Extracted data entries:
- - - -

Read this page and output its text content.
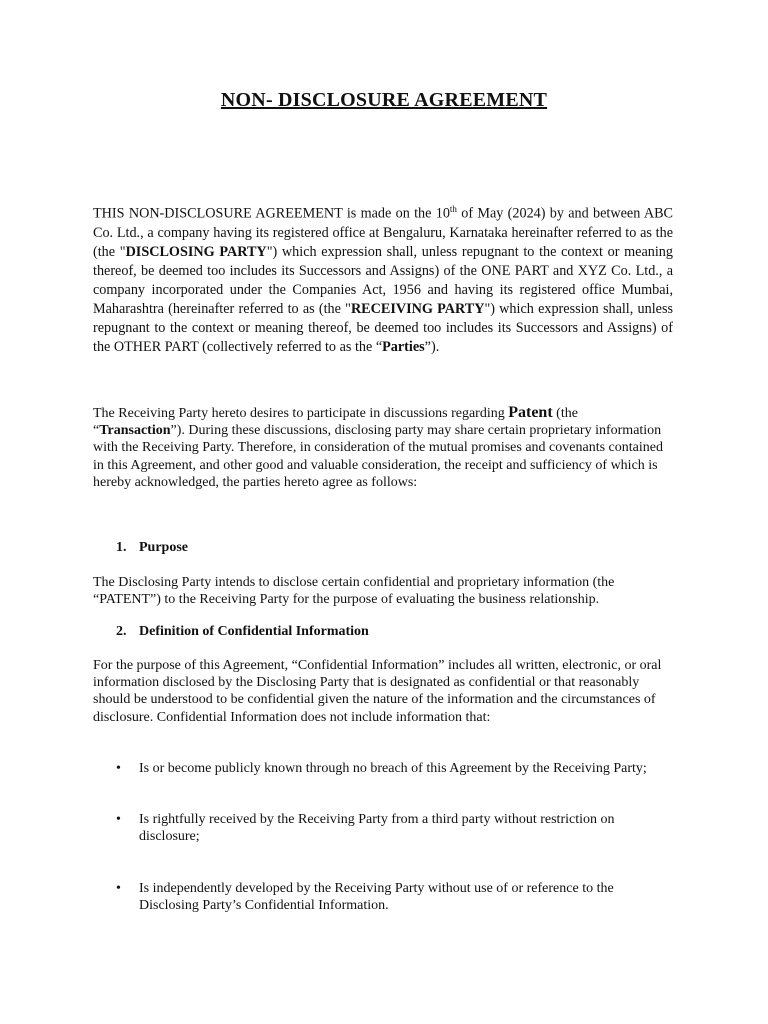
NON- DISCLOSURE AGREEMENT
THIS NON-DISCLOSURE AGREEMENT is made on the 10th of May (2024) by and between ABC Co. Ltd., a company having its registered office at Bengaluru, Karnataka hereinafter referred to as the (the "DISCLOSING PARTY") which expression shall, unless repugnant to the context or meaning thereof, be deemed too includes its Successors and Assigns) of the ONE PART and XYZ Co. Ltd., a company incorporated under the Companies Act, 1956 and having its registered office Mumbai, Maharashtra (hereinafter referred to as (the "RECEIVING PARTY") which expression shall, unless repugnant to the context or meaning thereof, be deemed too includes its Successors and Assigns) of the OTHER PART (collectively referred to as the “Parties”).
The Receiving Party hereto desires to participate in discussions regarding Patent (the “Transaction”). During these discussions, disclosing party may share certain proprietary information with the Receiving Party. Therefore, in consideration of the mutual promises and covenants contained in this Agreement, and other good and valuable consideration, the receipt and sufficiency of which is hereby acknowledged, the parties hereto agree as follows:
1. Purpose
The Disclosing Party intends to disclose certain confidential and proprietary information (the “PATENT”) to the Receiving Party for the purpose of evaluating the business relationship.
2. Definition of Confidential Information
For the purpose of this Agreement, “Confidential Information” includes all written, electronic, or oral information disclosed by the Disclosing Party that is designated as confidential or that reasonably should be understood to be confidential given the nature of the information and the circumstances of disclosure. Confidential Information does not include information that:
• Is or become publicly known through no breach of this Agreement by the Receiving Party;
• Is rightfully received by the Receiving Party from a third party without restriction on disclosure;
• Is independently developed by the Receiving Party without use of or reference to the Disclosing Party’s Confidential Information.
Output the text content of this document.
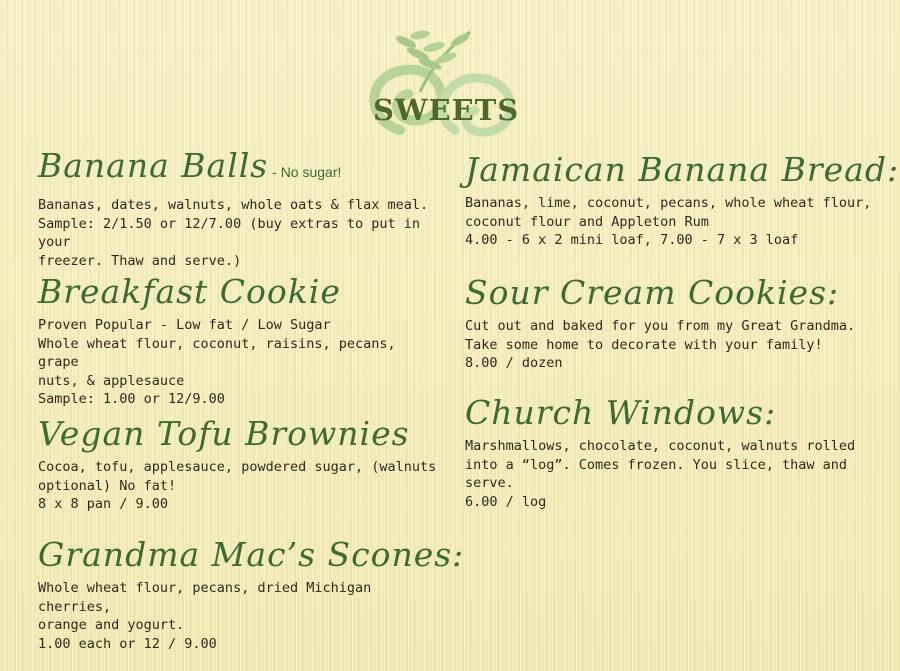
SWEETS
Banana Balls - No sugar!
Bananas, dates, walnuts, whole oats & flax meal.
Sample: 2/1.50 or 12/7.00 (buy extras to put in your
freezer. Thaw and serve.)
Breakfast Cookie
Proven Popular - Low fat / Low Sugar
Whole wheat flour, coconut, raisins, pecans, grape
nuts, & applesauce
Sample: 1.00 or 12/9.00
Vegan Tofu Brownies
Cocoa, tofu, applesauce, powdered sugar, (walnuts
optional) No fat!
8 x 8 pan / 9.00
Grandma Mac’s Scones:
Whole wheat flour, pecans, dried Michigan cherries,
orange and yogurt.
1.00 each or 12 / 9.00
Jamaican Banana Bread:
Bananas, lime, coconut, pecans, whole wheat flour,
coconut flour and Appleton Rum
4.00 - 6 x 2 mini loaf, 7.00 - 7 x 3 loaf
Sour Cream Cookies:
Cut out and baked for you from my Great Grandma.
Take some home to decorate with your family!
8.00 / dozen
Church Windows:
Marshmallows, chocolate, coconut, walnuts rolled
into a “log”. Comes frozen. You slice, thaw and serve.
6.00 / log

- - - -

### Short problem
Locate all lines in the listing above with the word "serve" and copy them.

### The output
freezer. Thaw and serve.)
into a “log”. Comes frozen. You slice, thaw and serve.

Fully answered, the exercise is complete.